──────── Page text ────────

Léonce Lagarde, Count de Rouffeyroux, Duke of Enttoto (1860 – 15 February 1936) was a French colonial governor of French Somaliland and ambassador.

==Biography==
In 1882, Lagarde was named secretary to the governor of Cochinchina. One year later, he was designated Commandant de Cercle of French Senegal. However, it was a post that time did not allow him to serve because he was soon appointed French colonial governor of Obock Territory in Africa, a position he held for fifteen years, from 1884 to 1899.

Lagarde founded the port city of Djibouti in 1888 and moved his administration there from the city of Obock. He expanded French territory outwards around the Gulf of Tadjoura. In doing so, he created the protectorate known as the French Somali Coast (Côte française des Somalis), also called "French Somaliland." (It was later named the French Territory of the Afars and the Issas, and in 1977, gained its independence as the Republic of Djibouti.)

As ambassador to Ethiopian Emperor Menelik II, Lagarde built-up French presence in the Horn of Africa to protect the colony from British domination, which was slowly expanding from Egypt. In 1896, he gained approval to build a railway line directly from Djibouti to Addis Ababa. Relations between Lagarde and the Ethiopian establishment was strained, however, and a French official (Deputy François Deloncle to the newspaper L'Ouest-Éclair) was reported to state in early 1903 that the emperor refused to see the French representative, and had made his dislike of him clear to the French foreign ministry several times.

At the beginning of World War I in 1914, Lagarde headed the Service for Wounded Sailors and Prisoners of War. He remained at the Naval Ministry in an administrative position after the war, from 1920 to his retirement in 1929.

──────── Material shown ────────

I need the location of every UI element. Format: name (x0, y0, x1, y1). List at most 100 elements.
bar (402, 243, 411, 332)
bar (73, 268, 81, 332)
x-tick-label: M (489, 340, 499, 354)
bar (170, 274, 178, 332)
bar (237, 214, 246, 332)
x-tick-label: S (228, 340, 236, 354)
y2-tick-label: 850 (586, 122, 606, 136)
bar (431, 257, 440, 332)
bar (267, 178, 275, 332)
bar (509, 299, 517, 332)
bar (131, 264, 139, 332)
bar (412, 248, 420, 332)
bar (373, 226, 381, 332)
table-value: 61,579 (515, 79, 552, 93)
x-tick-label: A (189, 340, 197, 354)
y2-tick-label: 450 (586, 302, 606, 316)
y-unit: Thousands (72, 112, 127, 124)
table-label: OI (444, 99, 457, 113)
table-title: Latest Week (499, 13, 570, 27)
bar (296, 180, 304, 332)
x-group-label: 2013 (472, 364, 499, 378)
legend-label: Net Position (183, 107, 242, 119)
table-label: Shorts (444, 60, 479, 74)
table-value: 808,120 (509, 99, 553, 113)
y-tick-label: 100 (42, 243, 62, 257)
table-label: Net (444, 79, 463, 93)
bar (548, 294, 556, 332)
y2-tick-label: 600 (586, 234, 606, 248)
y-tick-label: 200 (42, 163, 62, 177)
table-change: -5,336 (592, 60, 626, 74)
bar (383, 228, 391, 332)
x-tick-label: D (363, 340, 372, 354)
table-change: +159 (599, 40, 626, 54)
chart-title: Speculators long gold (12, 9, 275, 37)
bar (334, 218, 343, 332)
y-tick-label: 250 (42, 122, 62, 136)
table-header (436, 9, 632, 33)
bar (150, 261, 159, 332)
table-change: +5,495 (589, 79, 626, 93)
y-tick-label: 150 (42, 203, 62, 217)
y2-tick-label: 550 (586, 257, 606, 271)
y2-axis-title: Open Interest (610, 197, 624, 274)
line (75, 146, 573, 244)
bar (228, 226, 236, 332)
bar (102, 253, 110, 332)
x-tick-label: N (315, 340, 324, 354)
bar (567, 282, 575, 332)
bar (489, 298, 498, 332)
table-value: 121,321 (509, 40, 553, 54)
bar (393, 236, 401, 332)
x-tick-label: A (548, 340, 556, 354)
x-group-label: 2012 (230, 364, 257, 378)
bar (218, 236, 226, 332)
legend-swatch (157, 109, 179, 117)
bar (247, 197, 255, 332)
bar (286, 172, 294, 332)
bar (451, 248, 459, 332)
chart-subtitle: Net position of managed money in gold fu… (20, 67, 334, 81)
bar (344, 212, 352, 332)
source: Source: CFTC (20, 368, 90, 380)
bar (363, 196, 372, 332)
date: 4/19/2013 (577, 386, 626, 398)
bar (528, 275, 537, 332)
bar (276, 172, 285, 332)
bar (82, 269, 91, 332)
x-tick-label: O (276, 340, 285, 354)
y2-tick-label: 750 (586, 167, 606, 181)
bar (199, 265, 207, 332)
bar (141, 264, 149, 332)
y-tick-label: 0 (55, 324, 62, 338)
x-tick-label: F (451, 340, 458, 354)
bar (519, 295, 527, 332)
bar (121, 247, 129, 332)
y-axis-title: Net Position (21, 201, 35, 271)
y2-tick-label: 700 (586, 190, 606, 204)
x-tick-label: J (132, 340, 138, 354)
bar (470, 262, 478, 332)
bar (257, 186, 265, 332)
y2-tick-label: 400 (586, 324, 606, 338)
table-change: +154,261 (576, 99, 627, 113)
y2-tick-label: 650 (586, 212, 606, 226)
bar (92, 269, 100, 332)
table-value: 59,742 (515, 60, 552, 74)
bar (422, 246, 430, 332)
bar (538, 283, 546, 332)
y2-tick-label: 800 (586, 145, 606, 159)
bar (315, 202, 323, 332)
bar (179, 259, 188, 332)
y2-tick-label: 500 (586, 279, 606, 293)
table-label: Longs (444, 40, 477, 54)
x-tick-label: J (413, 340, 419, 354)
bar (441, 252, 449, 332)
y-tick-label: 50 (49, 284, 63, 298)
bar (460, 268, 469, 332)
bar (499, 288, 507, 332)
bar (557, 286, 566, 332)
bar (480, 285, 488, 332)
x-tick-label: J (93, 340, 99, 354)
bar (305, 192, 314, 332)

────────

▶ To do:
1/ Translate this sentence from the Léonce Lagarde text into Spanish: "He expanded French territory outwards around the Gulf of Tadjoura."
2/ Give again the part of the Léonce Lagarde text that opens with the words containing "Lagarde founded the" and closes with "Republic of Djibouti.)", switching "protectorate" to "colony".

▶ Expected responses:
1/ Expandió el territorio francés hacia afuera alrededor del golfo de Tadjoura.

2/
Lagarde founded the port city of Djibouti in 1888 and moved his administration there from the city of Obock. He expanded French territory outwards around the Gulf of Tadjoura. In doing so, he created the colony known as the French Somali Coast (Côte française des Somalis), also called "French Somaliland." (It was later named the French Territory of the Afars and the Issas, and in 1977, gained its independence as the Republic of Djibouti.)